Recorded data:
* * * * * * *
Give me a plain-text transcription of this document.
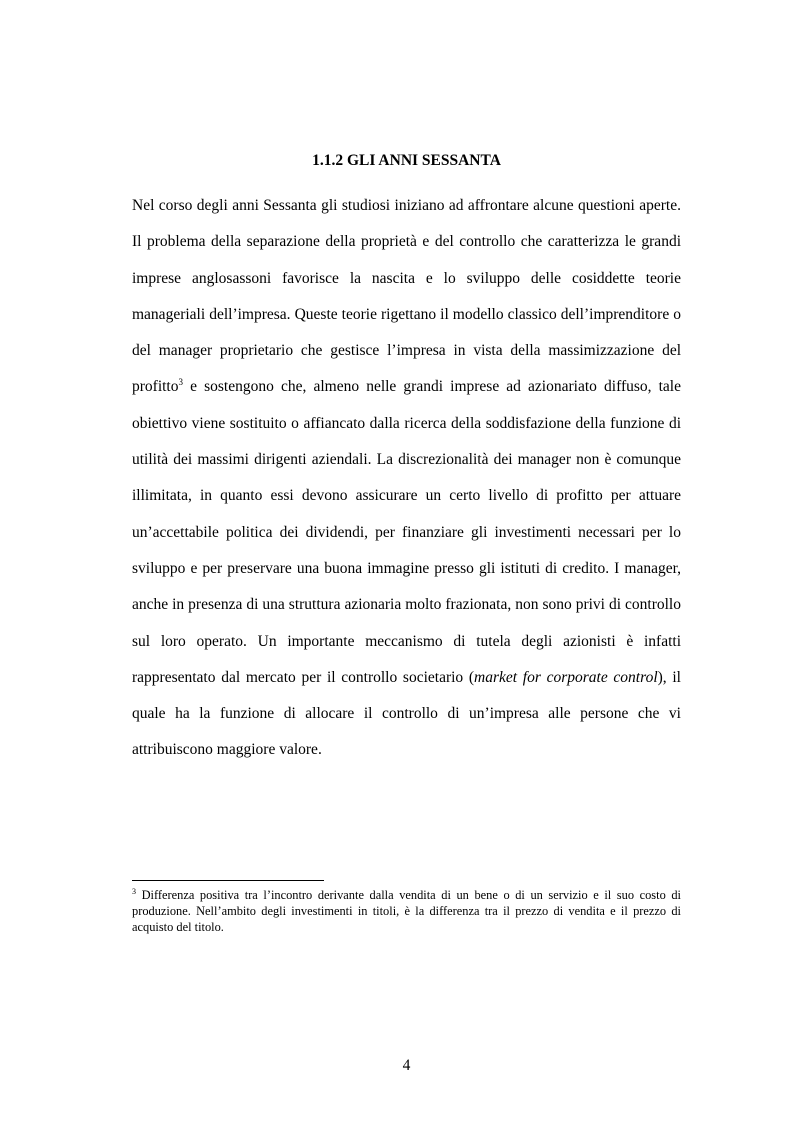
1.1.2 GLI ANNI SESSANTA

Nel corso degli anni Sessanta gli studiosi iniziano ad affrontare alcune questioni aperte. Il problema della separazione della proprietà e del controllo che caratterizza le grandi imprese anglosassoni favorisce la nascita e lo sviluppo delle cosiddette teorie manageriali dell’impresa. Queste teorie rigettano il modello classico dell’imprenditore o del manager proprietario che gestisce l’impresa in vista della massimizzazione del profitto$^3$ e sostengono che, almeno nelle grandi imprese ad azionariato diffuso, tale obiettivo viene sostituito o affiancato dalla ricerca della soddisfazione della funzione di utilità dei massimi dirigenti aziendali. La discrezionalità dei manager non è comunque illimitata, in quanto essi devono assicurare un certo livello di profitto per attuare un’accettabile politica dei dividendi, per finanziare gli investimenti necessari per lo sviluppo e per preservare una buona immagine presso gli istituti di credito. I manager, anche in presenza di una struttura azionaria molto frazionata, non sono privi di controllo sul loro operato. Un importante meccanismo di tutela degli azionisti è infatti rappresentato dal mercato per il controllo societario (market for corporate control), il quale ha la funzione di allocare il controllo di un’impresa alle persone che vi attribuiscono maggiore valore.

$^3$ Differenza positiva tra l’incontro derivante dalla vendita di un bene o di un servizio e il suo costo di produzione. Nell’ambito degli investimenti in titoli, è la differenza tra il prezzo di vendita e il prezzo di acquisto del titolo.

4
* * * * * * *
WORK TO COMPLETE: Copy the data word for word. Pictures do not go in the copy.

EXERCISE ANSWER:
Give me a plain-text transcription of this document.
1.1.2 GLI ANNI SESSANTA

Nel corso degli anni Sessanta gli studiosi iniziano ad affrontare alcune questioni aperte. Il problema della separazione della proprietà e del controllo che caratterizza le grandi imprese anglosassoni favorisce la nascita e lo sviluppo delle cosiddette teorie manageriali dell’impresa. Queste teorie rigettano il modello classico dell’imprenditore o del manager proprietario che gestisce l’impresa in vista della massimizzazione del profitto$^3$ e sostengono che, almeno nelle grandi imprese ad azionariato diffuso, tale obiettivo viene sostituito o affiancato dalla ricerca della soddisfazione della funzione di utilità dei massimi dirigenti aziendali. La discrezionalità dei manager non è comunque illimitata, in quanto essi devono assicurare un certo livello di profitto per attuare un’accettabile politica dei dividendi, per finanziare gli investimenti necessari per lo sviluppo e per preservare una buona immagine presso gli istituti di credito. I manager, anche in presenza di una struttura azionaria molto frazionata, non sono privi di controllo sul loro operato. Un importante meccanismo di tutela degli azionisti è infatti rappresentato dal mercato per il controllo societario (market for corporate control), il quale ha la funzione di allocare il controllo di un’impresa alle persone che vi attribuiscono maggiore valore.

$^3$ Differenza positiva tra l’incontro derivante dalla vendita di un bene o di un servizio e il suo costo di produzione. Nell’ambito degli investimenti in titoli, è la differenza tra il prezzo di vendita e il prezzo di acquisto del titolo.

4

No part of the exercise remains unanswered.